— begin DATA FOR THIS EXERCISE —
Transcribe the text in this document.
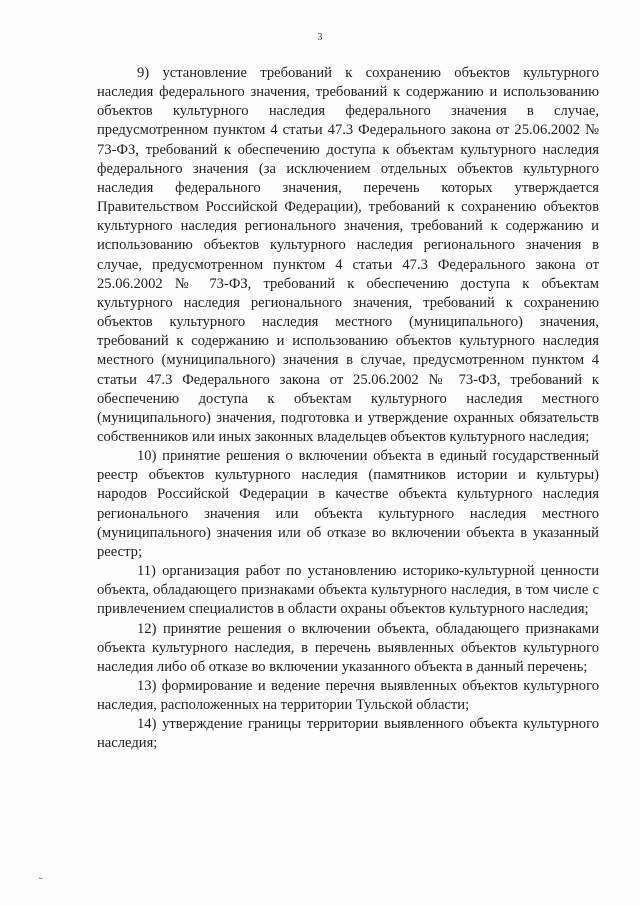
3

9) установление требований к сохранению объектов культурного наследия федерального значения, требований к содержанию и использованию объектов культурного наследия федерального значения в случае, предусмотренном пунктом 4 статьи 47.3 Федерального закона от 25.06.2002 № 73-ФЗ, требований к обеспечению доступа к объектам культурного наследия федерального значения (за исключением отдельных объектов культурного наследия федерального значения, перечень которых утверждается Правительством Российской Федерации), требований к сохранению объектов культурного наследия регионального значения, требований к содержанию и использованию объектов культурного наследия регионального значения в случае, предусмотренном пунктом 4 статьи 47.3 Федерального закона от 25.06.2002 № 73-ФЗ, требований к обеспечению доступа к объектам культурного наследия регионального значения, требований к сохранению объектов культурного наследия местного (муниципального) значения, требований к содержанию и использованию объектов культурного наследия местного (муниципального) значения в случае, предусмотренном пунктом 4 статьи 47.3 Федерального закона от 25.06.2002 № 73-ФЗ, требований к обеспечению доступа к объектам культурного наследия местного (муниципального) значения, подготовка и утверждение охранных обязательств собственников или иных законных владельцев объектов культурного наследия;

10) принятие решения о включении объекта в единый государственный реестр объектов культурного наследия (памятников истории и культуры) народов Российской Федерации в качестве объекта культурного наследия регионального значения или объекта культурного наследия местного (муниципального) значения или об отказе во включении объекта в указанный реестр;

11) организация работ по установлению историко-культурной ценности объекта, обладающего признаками объекта культурного наследия, в том числе с привлечением специалистов в области охраны объектов культурного наследия;

12) принятие решения о включении объекта, обладающего признаками объекта культурного наследия, в перечень выявленных объектов культурного наследия либо об отказе во включении указанного объекта в данный перечень;

13) формирование и ведение перечня выявленных объектов культурного наследия, расположенных на территории Тульской области;

14) утверждение границы территории выявленного объекта культурного наследия;

˘
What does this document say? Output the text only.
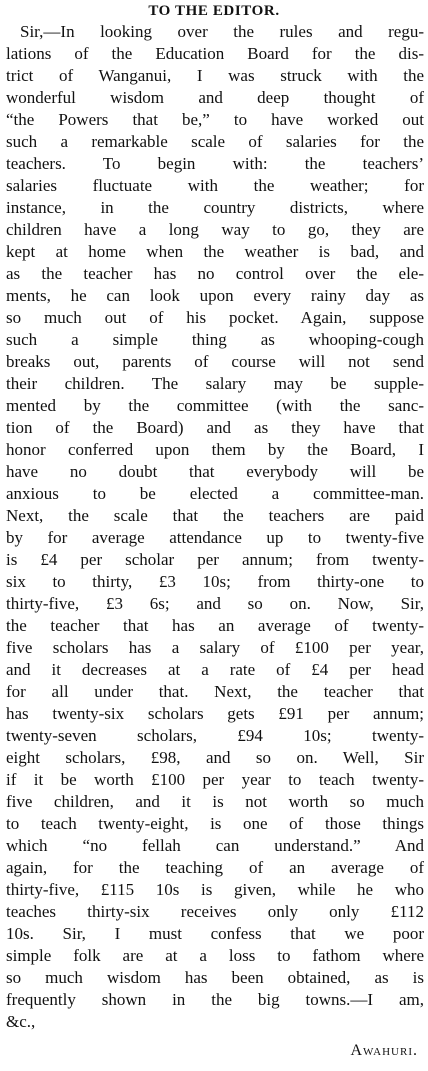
TO THE EDITOR.
Sir,—In looking over the rules and regu-
lations of the Education Board for the dis-
trict of Wanganui, I was struck with the
wonderful wisdom and deep thought of
“the Powers that be,” to have worked out
such a remarkable scale of salaries for the
teachers. To begin with: the teachers’
salaries fluctuate with the weather; for
instance, in the country districts, where
children have a long way to go, they are
kept at home when the weather is bad, and
as the teacher has no control over the ele-
ments, he can look upon every rainy day as
so much out of his pocket. Again, suppose
such a simple thing as whooping-cough
breaks out, parents of course will not send
their children. The salary may be supple-
mented by the committee (with the sanc-
tion of the Board) and as they have that
honor conferred upon them by the Board, I
have no doubt that everybody will be
anxious to be elected a committee-man.
Next, the scale that the teachers are paid
by for average attendance up to twenty-five
is £4 per scholar per annum; from twenty-
six to thirty, £3 10s; from thirty-one to
thirty-five, £3 6s; and so on. Now, Sir,
the teacher that has an average of twenty-
five scholars has a salary of £100 per year,
and it decreases at a rate of £4 per head
for all under that. Next, the teacher that
has twenty-six scholars gets £91 per annum;
twenty-seven scholars, £94 10s; twenty-
eight scholars, £98, and so on. Well, Sir
if it be worth £100 per year to teach twenty-
five children, and it is not worth so much
to teach twenty-eight, is one of those things
which “no fellah can understand.” And
again, for the teaching of an average of
thirty-five, £115 10s is given, while he who
teaches thirty-six receives only only £112
10s. Sir, I must confess that we poor
simple folk are at a loss to fathom where
so much wisdom has been obtained, as is
frequently shown in the big towns.—I am,
&c.,
Awahuri.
— end DATA FOR THIS EXERCISE —
Are you able to set down all the lines above exactly, without any pictures?

OUTPUT FOR THIS TASK>
Transcribe the text in this document.
3

9) установление требований к сохранению объектов культурного наследия федерального значения, требований к содержанию и использованию объектов культурного наследия федерального значения в случае, предусмотренном пунктом 4 статьи 47.3 Федерального закона от 25.06.2002 № 73-ФЗ, требований к обеспечению доступа к объектам культурного наследия федерального значения (за исключением отдельных объектов культурного наследия федерального значения, перечень которых утверждается Правительством Российской Федерации), требований к сохранению объектов культурного наследия регионального значения, требований к содержанию и использованию объектов культурного наследия регионального значения в случае, предусмотренном пунктом 4 статьи 47.3 Федерального закона от 25.06.2002 № 73-ФЗ, требований к обеспечению доступа к объектам культурного наследия регионального значения, требований к сохранению объектов культурного наследия местного (муниципального) значения, требований к содержанию и использованию объектов культурного наследия местного (муниципального) значения в случае, предусмотренном пунктом 4 статьи 47.3 Федерального закона от 25.06.2002 № 73-ФЗ, требований к обеспечению доступа к объектам культурного наследия местного (муниципального) значения, подготовка и утверждение охранных обязательств собственников или иных законных владельцев объектов культурного наследия;

10) принятие решения о включении объекта в единый государственный реестр объектов культурного наследия (памятников истории и культуры) народов Российской Федерации в качестве объекта культурного наследия регионального значения или объекта культурного наследия местного (муниципального) значения или об отказе во включении объекта в указанный реестр;

11) организация работ по установлению историко-культурной ценности объекта, обладающего признаками объекта культурного наследия, в том числе с привлечением специалистов в области охраны объектов культурного наследия;

12) принятие решения о включении объекта, обладающего признаками объекта культурного наследия, в перечень выявленных объектов культурного наследия либо об отказе во включении указанного объекта в данный перечень;

13) формирование и ведение перечня выявленных объектов культурного наследия, расположенных на территории Тульской области;

14) утверждение границы территории выявленного объекта культурного наследия;

˘
What does this document say? Output the text only.
TO THE EDITOR.
Sir,—In looking over the rules and regu-
lations of the Education Board for the dis-
trict of Wanganui, I was struck with the
wonderful wisdom and deep thought of
“the Powers that be,” to have worked out
such a remarkable scale of salaries for the
teachers. To begin with: the teachers’
salaries fluctuate with the weather; for
instance, in the country districts, where
children have a long way to go, they are
kept at home when the weather is bad, and
as the teacher has no control over the ele-
ments, he can look upon every rainy day as
so much out of his pocket. Again, suppose
such a simple thing as whooping-cough
breaks out, parents of course will not send
their children. The salary may be supple-
mented by the committee (with the sanc-
tion of the Board) and as they have that
honor conferred upon them by the Board, I
have no doubt that everybody will be
anxious to be elected a committee-man.
Next, the scale that the teachers are paid
by for average attendance up to twenty-five
is £4 per scholar per annum; from twenty-
six to thirty, £3 10s; from thirty-one to
thirty-five, £3 6s; and so on. Now, Sir,
the teacher that has an average of twenty-
five scholars has a salary of £100 per year,
and it decreases at a rate of £4 per head
for all under that. Next, the teacher that
has twenty-six scholars gets £91 per annum;
twenty-seven scholars, £94 10s; twenty-
eight scholars, £98, and so on. Well, Sir
if it be worth £100 per year to teach twenty-
five children, and it is not worth so much
to teach twenty-eight, is one of those things
which “no fellah can understand.” And
again, for the teaching of an average of
thirty-five, £115 10s is given, while he who
teaches thirty-six receives only only £112
10s. Sir, I must confess that we poor
simple folk are at a loss to fathom where
so much wisdom has been obtained, as is
frequently shown in the big towns.—I am,
&c.,
Awahuri.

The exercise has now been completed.